[Recorded data]
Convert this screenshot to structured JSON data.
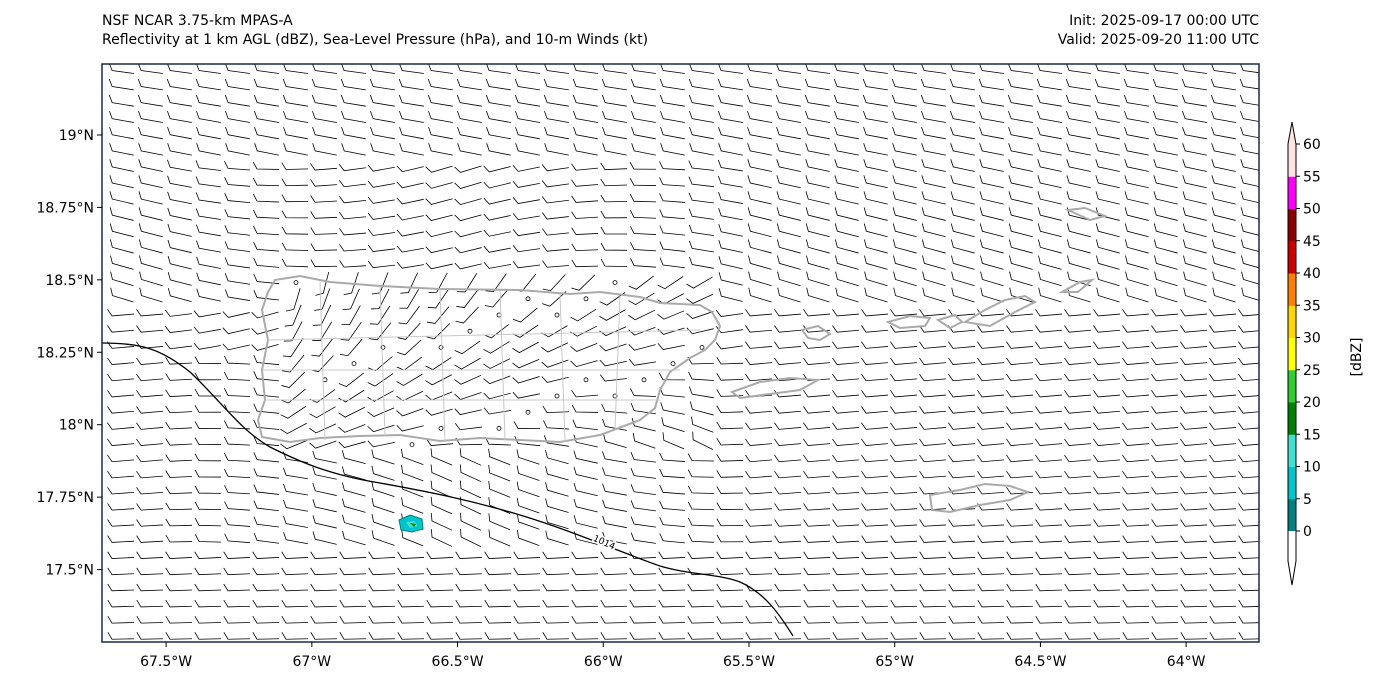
{
  "title": {
    "left_line1": "NSF NCAR 3.75-km MPAS-A",
    "left_line2": "Reflectivity at 1 km AGL (dBZ), Sea-Level Pressure (hPa), and 10-m Winds (kt)",
    "right_line1": "Init: 2025-09-17 00:00 UTC",
    "right_line2": "Valid: 2025-09-20 11:00 UTC"
  },
  "axes": {
    "lon_ticks": [
      "67.5°W",
      "67°W",
      "66.5°W",
      "66°W",
      "65.5°W",
      "65°W",
      "64.5°W",
      "64°W"
    ],
    "lon_values": [
      -67.5,
      -67,
      -66.5,
      -66,
      -65.5,
      -65,
      -64.5,
      -64
    ],
    "lat_ticks": [
      "19°N",
      "18.75°N",
      "18.5°N",
      "18.25°N",
      "18°N",
      "17.75°N",
      "17.5°N"
    ],
    "lat_values": [
      19,
      18.75,
      18.5,
      18.25,
      18,
      17.75,
      17.5
    ],
    "lon_range": [
      -67.72,
      -63.75
    ],
    "lat_range": [
      17.25,
      19.245
    ]
  },
  "isobar": {
    "label": "1014",
    "color": "#000000"
  },
  "colorbar": {
    "label": "[dBZ]",
    "ticks": [
      "0",
      "5",
      "10",
      "15",
      "20",
      "25",
      "30",
      "35",
      "40",
      "45",
      "50",
      "55",
      "60"
    ],
    "colors": [
      "#008080",
      "#00c5cc",
      "#40e0d0",
      "#008000",
      "#32cd32",
      "#ffff00",
      "#ffd700",
      "#ff8000",
      "#cc0000",
      "#8b0000",
      "#ff00ff",
      "#ffe4e1"
    ],
    "under_color": "#ffffff",
    "over_color": "#ffe4e1"
  },
  "colors": {
    "coastline": "#aaaaaa",
    "barb": "#000000",
    "frame": "#1a2a44"
  }
}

--- What to produce ---
Retype all the records shown above, character for character. Omit every picture.

--- Solution below ---
Convert this screenshot to structured JSON data.
{
  "title": {
    "left_line1": "NSF NCAR 3.75-km MPAS-A",
    "left_line2": "Reflectivity at 1 km AGL (dBZ), Sea-Level Pressure (hPa), and 10-m Winds (kt)",
    "right_line1": "Init: 2025-09-17 00:00 UTC",
    "right_line2": "Valid: 2025-09-20 11:00 UTC"
  },
  "axes": {
    "lon_ticks": [
      "67.5°W",
      "67°W",
      "66.5°W",
      "66°W",
      "65.5°W",
      "65°W",
      "64.5°W",
      "64°W"
    ],
    "lon_values": [
      -67.5,
      -67,
      -66.5,
      -66,
      -65.5,
      -65,
      -64.5,
      -64
    ],
    "lat_ticks": [
      "19°N",
      "18.75°N",
      "18.5°N",
      "18.25°N",
      "18°N",
      "17.75°N",
      "17.5°N"
    ],
    "lat_values": [
      19,
      18.75,
      18.5,
      18.25,
      18,
      17.75,
      17.5
    ],
    "lon_range": [
      -67.72,
      -63.75
    ],
    "lat_range": [
      17.25,
      19.245
    ]
  },
  "isobar": {
    "label": "1014",
    "color": "#000000"
  },
  "colorbar": {
    "label": "[dBZ]",
    "ticks": [
      "0",
      "5",
      "10",
      "15",
      "20",
      "25",
      "30",
      "35",
      "40",
      "45",
      "50",
      "55",
      "60"
    ],
    "colors": [
      "#008080",
      "#00c5cc",
      "#40e0d0",
      "#008000",
      "#32cd32",
      "#ffff00",
      "#ffd700",
      "#ff8000",
      "#cc0000",
      "#8b0000",
      "#ff00ff",
      "#ffe4e1"
    ],
    "under_color": "#ffffff",
    "over_color": "#ffe4e1"
  },
  "colors": {
    "coastline": "#aaaaaa",
    "barb": "#000000",
    "frame": "#1a2a44"
  }
}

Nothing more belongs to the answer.